## REQUIREMENT
The entries are to be returned exactly, with images left out.

## Saved data entries
· · · · ·
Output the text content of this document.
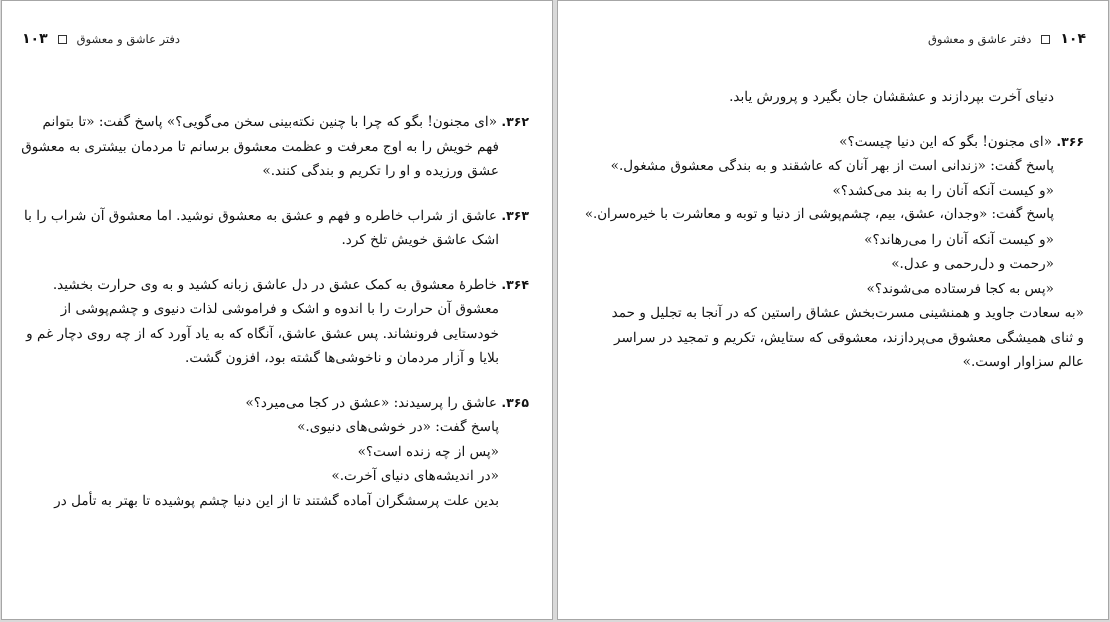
۱۰۳	دفتر عاشق و معشوق
۳۶۲. «ای مجنون! بگو که چرا با چنین نکته‌بینی سخن می‌گویی؟» پاسخ گفت: «تا بتوانم
فهم خویش را به اوج معرفت و عظمت معشوق برسانم تا مردمان بیشتری به معشوق
عشق ورزیده و او را تکریم و بندگی کنند.»
۳۶۳. عاشق از شراب خاطره و فهم و عشق به معشوق نوشید. اما معشوق آن شراب را با
اشک عاشق خویش تلخ کرد.
۳۶۴. خاطرهٔ معشوق به کمک عشق در دل عاشق زبانه کشید و به وی حرارت بخشید.
معشوق آن حرارت را با اندوه و اشک و فراموشی لذات دنیوی و چشم‌پوشی از
خودستایی فرونشاند. پس عشق عاشق، آنگاه که به یاد آورد که از چه روی دچار غم و
بلایا و آزار مردمان و ناخوشی‌ها گشته بود، افزون گشت.
۳۶۵. عاشق را پرسیدند: «عشق در کجا می‌میرد؟»
پاسخ گفت: «در خوشی‌های دنیوی.»
«پس از چه زنده است؟»
«در اندیشه‌های دنیای آخرت.»
بدین علت پرسشگران آماده گشتند تا از این دنیا چشم پوشیده تا بهتر به تأمل در
۱۰۴
دفتر عاشق و معشوق
دنیای آخرت بپردازند و عشقشان جان بگیرد و پرورش یابد.
۳۶۶. «ای مجنون! بگو که این دنیا چیست؟»
پاسخ گفت: «زندانی است از بهر آنان که عاشقند و به بندگی معشوق مشغول.»
«و کیست آنکه آنان را به بند می‌کشد؟»
پاسخ گفت: «وجدان، عشق، بیم، چشم‌پوشی از دنیا و توبه و معاشرت با خیره‌سران.»
«و کیست آنکه آنان را می‌رهاند؟»
«رحمت و دل‌رحمی و عدل.»
«پس به کجا فرستاده می‌شوند؟»
«به سعادت جاوید و همنشینی مسرت‌بخش عشاق راستین که در آنجا به تجلیل و حمد
و ثنای همیشگی معشوق می‌پردازند، معشوقی که ستایش، تکریم و تمجید در سراسر
عالم سزاوار اوست.»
· · · · ·
## CORRECT RESULT
Output the text content of this document.
۱۰۳	دفتر عاشق و معشوق
۳۶۲. «ای مجنون! بگو که چرا با چنین نکته‌بینی سخن می‌گویی؟» پاسخ گفت: «تا بتوانم
فهم خویش را به اوج معرفت و عظمت معشوق برسانم تا مردمان بیشتری به معشوق
عشق ورزیده و او را تکریم و بندگی کنند.»
۳۶۳. عاشق از شراب خاطره و فهم و عشق به معشوق نوشید. اما معشوق آن شراب را با
اشک عاشق خویش تلخ کرد.
۳۶۴. خاطرهٔ معشوق به کمک عشق در دل عاشق زبانه کشید و به وی حرارت بخشید.
معشوق آن حرارت را با اندوه و اشک و فراموشی لذات دنیوی و چشم‌پوشی از
خودستایی فرونشاند. پس عشق عاشق، آنگاه که به یاد آورد که از چه روی دچار غم و
بلایا و آزار مردمان و ناخوشی‌ها گشته بود، افزون گشت.
۳۶۵. عاشق را پرسیدند: «عشق در کجا می‌میرد؟»
پاسخ گفت: «در خوشی‌های دنیوی.»
«پس از چه زنده است؟»
«در اندیشه‌های دنیای آخرت.»
بدین علت پرسشگران آماده گشتند تا از این دنیا چشم پوشیده تا بهتر به تأمل در
۱۰۴
دفتر عاشق و معشوق
دنیای آخرت بپردازند و عشقشان جان بگیرد و پرورش یابد.
۳۶۶. «ای مجنون! بگو که این دنیا چیست؟»
پاسخ گفت: «زندانی است از بهر آنان که عاشقند و به بندگی معشوق مشغول.»
«و کیست آنکه آنان را به بند می‌کشد؟»
پاسخ گفت: «وجدان، عشق، بیم، چشم‌پوشی از دنیا و توبه و معاشرت با خیره‌سران.»
«و کیست آنکه آنان را می‌رهاند؟»
«رحمت و دل‌رحمی و عدل.»
«پس به کجا فرستاده می‌شوند؟»
«به سعادت جاوید و همنشینی مسرت‌بخش عشاق راستین که در آنجا به تجلیل و حمد
و ثنای همیشگی معشوق می‌پردازند، معشوقی که ستایش، تکریم و تمجید در سراسر
عالم سزاوار اوست.»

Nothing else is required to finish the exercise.